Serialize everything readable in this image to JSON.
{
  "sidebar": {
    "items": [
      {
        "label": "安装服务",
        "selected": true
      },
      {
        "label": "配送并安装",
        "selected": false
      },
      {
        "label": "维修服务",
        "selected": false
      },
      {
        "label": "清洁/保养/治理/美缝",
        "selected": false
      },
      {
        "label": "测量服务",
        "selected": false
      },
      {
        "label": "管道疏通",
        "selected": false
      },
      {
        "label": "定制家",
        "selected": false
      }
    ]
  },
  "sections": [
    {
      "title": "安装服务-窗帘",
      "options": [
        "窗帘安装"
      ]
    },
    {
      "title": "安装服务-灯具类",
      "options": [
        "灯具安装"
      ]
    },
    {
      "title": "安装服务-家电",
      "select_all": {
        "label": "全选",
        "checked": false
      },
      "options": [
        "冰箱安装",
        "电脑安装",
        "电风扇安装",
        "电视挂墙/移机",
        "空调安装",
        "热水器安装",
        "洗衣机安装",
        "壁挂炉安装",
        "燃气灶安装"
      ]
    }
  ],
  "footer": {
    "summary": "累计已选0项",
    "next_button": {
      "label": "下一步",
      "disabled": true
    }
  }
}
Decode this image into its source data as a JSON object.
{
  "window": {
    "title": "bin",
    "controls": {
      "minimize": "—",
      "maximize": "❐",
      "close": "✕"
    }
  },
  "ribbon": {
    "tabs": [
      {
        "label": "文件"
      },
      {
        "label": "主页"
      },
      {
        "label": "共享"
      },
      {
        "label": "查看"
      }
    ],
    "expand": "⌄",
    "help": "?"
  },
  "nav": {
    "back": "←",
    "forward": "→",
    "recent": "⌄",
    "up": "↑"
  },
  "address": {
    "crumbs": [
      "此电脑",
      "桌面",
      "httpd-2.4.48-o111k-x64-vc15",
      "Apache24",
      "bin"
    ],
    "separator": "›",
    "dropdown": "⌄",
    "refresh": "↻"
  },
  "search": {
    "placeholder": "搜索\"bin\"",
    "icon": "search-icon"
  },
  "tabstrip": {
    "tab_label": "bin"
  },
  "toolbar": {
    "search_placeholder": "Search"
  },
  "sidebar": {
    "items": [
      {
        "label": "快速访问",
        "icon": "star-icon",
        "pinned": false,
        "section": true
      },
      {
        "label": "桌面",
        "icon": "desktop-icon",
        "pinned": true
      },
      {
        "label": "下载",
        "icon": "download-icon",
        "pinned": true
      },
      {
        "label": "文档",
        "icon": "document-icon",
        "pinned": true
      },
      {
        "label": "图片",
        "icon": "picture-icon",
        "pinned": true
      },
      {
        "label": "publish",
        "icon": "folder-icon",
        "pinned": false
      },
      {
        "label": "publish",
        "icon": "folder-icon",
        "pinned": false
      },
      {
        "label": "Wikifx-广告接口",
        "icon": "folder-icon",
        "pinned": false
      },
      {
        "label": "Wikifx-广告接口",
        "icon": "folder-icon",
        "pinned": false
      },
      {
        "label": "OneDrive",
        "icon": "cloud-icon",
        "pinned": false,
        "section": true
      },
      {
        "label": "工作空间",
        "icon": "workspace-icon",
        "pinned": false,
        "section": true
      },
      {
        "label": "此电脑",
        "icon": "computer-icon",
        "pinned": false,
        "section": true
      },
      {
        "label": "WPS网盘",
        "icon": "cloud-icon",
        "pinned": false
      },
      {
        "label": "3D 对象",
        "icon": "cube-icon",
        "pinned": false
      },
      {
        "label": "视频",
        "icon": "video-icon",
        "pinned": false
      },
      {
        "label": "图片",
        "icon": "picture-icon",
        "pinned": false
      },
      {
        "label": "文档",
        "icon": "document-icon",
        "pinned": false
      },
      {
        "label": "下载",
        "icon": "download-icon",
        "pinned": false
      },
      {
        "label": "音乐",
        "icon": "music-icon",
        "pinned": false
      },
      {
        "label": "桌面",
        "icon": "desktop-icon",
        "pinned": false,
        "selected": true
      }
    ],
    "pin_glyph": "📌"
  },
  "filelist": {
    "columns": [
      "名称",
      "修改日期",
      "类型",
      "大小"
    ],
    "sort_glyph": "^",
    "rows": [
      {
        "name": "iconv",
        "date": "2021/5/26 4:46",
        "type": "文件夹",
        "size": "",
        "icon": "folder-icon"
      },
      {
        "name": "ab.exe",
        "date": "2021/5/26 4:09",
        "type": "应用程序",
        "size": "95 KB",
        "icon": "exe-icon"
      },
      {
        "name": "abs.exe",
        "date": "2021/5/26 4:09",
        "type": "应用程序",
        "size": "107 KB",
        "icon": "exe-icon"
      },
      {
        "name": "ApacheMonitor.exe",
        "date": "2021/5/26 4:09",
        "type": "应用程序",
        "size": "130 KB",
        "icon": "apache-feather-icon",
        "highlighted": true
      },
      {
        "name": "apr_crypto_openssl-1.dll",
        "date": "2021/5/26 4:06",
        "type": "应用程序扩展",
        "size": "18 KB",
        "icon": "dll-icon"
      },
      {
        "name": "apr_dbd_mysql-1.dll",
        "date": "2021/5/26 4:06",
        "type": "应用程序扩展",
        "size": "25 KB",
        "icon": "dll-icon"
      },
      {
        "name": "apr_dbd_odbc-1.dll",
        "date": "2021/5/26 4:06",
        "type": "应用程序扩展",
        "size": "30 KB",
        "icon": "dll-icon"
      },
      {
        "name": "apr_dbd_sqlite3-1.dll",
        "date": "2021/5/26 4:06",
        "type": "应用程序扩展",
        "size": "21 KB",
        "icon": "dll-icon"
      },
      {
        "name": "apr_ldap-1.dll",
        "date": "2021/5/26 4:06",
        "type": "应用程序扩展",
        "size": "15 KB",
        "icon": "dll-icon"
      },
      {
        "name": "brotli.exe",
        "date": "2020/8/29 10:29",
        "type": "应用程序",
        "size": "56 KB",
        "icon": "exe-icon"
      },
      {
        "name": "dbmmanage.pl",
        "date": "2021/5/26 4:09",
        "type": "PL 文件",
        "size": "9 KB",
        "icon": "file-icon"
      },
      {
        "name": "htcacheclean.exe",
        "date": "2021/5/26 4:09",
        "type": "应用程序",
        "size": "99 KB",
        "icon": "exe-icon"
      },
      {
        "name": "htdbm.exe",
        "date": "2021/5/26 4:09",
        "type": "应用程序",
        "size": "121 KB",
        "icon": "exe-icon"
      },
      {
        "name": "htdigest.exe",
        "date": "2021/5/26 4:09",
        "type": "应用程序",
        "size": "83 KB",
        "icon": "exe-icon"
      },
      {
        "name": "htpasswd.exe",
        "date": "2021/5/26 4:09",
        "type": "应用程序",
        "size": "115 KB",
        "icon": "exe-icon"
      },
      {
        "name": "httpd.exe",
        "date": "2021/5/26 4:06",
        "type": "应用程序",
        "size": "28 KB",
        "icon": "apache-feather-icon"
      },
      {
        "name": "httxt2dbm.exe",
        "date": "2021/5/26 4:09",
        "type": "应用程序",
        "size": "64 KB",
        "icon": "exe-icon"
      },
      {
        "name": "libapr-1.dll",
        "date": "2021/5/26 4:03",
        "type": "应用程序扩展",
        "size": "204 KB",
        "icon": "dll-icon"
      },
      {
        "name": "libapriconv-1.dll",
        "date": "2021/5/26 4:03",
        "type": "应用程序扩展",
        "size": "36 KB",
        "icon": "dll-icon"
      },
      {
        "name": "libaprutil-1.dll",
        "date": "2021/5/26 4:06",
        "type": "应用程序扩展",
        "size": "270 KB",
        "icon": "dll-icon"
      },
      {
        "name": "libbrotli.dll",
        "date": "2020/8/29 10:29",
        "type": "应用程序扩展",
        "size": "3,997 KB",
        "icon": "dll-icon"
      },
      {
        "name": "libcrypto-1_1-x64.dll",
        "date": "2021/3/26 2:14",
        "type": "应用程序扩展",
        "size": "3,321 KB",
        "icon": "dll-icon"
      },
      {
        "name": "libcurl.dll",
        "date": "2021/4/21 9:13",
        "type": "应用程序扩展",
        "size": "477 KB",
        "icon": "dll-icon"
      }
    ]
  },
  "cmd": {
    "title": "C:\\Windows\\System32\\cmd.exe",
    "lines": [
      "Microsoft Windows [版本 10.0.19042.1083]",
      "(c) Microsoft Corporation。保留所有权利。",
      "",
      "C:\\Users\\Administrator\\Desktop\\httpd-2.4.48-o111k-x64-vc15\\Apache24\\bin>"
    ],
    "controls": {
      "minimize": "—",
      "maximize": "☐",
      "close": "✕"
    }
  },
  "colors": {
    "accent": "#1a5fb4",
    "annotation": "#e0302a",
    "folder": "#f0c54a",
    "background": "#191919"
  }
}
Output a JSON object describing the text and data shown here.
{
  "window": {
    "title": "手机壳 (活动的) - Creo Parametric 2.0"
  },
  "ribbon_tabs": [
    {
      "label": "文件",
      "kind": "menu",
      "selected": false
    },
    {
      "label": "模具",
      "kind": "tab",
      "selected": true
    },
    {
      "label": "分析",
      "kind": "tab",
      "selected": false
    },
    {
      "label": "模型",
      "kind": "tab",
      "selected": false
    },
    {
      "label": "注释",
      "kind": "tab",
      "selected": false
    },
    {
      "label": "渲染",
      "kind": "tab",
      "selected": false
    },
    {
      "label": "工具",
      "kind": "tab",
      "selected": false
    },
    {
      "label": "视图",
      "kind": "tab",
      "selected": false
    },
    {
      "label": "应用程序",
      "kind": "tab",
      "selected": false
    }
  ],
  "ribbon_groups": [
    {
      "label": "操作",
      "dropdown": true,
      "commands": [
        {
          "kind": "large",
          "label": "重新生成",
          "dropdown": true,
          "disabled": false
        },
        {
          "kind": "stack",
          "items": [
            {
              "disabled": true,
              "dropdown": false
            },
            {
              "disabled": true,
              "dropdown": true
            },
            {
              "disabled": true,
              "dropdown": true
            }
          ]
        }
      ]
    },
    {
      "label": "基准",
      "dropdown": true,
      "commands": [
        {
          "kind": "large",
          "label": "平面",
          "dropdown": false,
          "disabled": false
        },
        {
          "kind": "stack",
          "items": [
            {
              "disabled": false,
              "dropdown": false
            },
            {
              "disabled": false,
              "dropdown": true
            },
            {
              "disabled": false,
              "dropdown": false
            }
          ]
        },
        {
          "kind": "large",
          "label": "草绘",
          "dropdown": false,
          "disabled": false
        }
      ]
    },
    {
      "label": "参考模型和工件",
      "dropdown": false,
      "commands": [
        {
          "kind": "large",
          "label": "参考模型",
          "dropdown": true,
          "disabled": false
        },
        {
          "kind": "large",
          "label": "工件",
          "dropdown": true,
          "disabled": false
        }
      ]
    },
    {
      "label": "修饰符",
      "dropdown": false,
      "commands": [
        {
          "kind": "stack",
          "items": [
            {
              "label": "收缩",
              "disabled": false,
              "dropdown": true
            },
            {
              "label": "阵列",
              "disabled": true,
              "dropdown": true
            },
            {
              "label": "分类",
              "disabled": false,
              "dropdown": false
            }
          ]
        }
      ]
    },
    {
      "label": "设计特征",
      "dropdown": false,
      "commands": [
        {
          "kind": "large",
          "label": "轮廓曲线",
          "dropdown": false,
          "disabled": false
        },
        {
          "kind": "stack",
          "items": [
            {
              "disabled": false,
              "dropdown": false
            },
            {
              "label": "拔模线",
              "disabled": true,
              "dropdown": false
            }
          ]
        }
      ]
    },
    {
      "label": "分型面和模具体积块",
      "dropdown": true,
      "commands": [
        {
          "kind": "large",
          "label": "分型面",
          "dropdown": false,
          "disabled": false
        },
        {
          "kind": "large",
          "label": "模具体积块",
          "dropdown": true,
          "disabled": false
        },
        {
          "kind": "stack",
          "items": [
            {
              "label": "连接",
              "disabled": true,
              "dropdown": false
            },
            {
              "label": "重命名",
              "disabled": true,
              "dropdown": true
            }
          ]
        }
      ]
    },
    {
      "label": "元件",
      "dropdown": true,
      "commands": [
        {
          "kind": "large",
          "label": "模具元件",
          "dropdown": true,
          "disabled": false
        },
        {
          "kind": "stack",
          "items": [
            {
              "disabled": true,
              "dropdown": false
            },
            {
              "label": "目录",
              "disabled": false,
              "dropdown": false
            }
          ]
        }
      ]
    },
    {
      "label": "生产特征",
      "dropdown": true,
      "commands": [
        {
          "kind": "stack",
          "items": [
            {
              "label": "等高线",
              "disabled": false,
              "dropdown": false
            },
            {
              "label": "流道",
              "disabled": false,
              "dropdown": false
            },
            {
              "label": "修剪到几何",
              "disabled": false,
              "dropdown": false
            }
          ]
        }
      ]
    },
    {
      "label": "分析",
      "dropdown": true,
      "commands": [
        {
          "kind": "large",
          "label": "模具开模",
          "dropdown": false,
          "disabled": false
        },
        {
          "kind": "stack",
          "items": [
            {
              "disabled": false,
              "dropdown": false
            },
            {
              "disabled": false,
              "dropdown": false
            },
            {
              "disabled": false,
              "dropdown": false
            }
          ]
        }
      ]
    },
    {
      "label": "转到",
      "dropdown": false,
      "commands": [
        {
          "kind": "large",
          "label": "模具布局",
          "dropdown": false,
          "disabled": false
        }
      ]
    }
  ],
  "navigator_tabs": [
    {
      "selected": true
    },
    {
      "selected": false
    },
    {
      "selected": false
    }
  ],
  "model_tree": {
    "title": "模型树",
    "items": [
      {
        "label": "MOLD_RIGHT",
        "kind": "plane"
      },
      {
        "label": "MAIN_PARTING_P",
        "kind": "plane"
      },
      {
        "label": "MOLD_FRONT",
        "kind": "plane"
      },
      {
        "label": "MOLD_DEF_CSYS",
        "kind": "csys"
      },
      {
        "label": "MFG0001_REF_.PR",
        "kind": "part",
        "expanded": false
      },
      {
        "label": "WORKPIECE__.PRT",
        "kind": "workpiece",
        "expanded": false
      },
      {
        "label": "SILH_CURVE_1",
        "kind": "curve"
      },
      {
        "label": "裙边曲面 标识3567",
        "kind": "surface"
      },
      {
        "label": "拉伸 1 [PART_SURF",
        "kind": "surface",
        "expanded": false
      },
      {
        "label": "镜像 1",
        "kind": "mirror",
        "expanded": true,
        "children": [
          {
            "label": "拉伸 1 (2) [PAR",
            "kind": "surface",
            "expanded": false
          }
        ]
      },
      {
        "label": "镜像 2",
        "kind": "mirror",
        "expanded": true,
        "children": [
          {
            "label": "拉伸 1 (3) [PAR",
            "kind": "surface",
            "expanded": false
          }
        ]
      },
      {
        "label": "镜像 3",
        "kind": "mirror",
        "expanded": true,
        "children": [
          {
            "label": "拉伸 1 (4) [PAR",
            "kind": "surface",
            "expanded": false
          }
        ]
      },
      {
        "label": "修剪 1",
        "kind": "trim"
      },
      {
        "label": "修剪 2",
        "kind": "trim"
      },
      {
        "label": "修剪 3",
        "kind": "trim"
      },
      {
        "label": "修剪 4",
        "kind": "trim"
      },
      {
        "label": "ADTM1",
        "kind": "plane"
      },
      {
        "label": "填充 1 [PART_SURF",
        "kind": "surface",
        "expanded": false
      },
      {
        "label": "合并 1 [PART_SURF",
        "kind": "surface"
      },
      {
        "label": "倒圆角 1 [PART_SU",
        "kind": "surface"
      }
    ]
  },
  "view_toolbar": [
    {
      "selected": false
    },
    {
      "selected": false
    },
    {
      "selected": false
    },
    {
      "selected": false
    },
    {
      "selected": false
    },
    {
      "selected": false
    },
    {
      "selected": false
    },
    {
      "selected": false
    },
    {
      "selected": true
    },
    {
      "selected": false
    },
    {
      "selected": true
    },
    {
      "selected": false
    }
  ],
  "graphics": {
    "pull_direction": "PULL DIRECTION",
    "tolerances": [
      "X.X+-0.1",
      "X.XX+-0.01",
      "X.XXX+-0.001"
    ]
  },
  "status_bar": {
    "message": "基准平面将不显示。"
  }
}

※

● Exercise
State the number of lines that contain the string "image", with no other words.

● Correct response
2